Recorded data
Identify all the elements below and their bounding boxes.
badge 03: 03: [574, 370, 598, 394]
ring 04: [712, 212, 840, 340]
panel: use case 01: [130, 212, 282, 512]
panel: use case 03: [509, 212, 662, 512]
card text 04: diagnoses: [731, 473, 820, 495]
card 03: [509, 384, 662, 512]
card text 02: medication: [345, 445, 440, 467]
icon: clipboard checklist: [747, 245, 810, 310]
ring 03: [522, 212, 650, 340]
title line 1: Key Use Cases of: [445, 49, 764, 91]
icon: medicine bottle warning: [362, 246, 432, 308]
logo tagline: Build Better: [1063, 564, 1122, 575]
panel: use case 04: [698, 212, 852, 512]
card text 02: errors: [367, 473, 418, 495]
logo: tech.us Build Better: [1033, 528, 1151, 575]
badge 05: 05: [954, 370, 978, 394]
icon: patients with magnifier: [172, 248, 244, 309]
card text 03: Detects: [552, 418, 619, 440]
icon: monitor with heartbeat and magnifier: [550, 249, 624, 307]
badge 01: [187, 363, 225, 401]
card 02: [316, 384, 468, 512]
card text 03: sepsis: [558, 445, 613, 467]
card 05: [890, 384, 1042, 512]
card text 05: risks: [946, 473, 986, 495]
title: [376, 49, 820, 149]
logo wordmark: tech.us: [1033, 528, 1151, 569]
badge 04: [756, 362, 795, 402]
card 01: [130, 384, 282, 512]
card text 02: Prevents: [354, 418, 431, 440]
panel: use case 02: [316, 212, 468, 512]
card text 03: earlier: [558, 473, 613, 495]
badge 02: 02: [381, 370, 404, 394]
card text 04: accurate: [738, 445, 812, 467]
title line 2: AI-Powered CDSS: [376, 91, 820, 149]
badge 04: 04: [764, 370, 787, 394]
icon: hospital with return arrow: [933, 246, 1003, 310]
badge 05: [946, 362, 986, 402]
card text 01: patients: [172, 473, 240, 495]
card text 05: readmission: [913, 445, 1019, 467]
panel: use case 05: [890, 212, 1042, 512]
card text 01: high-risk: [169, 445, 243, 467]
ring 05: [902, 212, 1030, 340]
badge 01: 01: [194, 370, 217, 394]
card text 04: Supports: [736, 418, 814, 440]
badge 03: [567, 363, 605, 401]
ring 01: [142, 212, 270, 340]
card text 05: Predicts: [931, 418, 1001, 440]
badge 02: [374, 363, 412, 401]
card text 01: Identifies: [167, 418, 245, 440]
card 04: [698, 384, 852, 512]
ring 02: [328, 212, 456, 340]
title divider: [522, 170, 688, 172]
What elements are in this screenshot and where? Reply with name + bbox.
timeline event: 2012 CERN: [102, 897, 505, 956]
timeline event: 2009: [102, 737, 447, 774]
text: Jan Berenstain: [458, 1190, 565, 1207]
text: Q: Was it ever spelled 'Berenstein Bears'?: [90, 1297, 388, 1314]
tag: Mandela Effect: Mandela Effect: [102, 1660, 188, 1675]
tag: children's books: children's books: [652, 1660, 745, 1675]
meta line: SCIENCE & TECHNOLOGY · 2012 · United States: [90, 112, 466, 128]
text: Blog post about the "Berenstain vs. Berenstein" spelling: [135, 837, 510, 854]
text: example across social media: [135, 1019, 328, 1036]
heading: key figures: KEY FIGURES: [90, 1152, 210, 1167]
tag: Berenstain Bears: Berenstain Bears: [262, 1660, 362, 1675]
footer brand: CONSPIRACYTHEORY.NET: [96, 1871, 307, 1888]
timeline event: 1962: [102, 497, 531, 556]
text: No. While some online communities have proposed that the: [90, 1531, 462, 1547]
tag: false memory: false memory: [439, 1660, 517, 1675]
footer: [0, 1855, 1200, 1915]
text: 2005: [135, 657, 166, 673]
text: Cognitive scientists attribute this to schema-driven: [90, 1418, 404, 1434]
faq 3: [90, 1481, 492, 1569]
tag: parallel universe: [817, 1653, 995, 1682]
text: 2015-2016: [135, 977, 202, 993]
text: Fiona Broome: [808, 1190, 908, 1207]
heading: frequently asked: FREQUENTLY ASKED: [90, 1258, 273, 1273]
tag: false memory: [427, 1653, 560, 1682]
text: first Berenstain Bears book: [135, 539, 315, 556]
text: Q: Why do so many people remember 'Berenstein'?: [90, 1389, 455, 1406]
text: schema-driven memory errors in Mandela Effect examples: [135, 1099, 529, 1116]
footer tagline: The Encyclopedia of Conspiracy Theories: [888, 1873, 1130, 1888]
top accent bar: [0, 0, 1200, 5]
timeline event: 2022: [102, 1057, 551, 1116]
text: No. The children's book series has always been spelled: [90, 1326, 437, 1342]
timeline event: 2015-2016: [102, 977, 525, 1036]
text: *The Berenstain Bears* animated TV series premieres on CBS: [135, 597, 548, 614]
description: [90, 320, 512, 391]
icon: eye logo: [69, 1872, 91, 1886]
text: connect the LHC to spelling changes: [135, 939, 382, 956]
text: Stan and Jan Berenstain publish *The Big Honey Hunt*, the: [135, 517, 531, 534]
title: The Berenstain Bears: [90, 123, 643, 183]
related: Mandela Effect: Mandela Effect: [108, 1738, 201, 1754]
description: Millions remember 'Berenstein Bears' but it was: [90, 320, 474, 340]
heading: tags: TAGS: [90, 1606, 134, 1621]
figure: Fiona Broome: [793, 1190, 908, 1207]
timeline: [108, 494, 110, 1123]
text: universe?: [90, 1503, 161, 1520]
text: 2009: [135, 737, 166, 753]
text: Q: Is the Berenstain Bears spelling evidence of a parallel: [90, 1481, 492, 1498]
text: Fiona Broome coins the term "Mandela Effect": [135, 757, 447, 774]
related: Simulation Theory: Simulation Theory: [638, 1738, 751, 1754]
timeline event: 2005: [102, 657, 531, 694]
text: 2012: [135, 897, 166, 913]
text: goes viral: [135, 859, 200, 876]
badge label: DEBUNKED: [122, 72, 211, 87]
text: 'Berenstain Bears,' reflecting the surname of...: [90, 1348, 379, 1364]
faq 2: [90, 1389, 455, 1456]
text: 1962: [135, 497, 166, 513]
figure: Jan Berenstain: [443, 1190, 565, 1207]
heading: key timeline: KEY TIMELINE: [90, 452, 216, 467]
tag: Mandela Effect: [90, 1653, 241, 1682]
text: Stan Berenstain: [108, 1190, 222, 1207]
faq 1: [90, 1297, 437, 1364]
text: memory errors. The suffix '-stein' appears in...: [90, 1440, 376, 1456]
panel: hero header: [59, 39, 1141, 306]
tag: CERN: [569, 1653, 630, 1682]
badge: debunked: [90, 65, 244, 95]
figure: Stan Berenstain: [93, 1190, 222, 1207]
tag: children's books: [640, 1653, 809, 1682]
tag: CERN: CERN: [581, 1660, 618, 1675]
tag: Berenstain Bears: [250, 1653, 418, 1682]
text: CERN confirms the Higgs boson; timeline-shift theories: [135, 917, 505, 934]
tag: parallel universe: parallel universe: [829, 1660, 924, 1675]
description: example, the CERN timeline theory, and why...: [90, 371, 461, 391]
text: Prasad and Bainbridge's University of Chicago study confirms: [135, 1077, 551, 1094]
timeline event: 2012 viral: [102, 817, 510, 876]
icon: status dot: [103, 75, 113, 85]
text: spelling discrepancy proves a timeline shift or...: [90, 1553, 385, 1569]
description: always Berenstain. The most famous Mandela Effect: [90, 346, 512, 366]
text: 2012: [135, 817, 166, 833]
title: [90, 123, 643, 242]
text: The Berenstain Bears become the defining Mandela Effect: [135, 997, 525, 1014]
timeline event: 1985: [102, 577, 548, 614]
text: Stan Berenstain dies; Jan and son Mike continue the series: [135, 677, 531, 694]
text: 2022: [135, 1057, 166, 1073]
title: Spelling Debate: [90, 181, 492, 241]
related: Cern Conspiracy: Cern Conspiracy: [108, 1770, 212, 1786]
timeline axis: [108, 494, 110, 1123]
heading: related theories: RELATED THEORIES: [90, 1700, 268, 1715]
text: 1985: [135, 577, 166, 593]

## Your objective
How many lines of the entries contain "magnifier"? Answer with a number alone.

## Completed task
2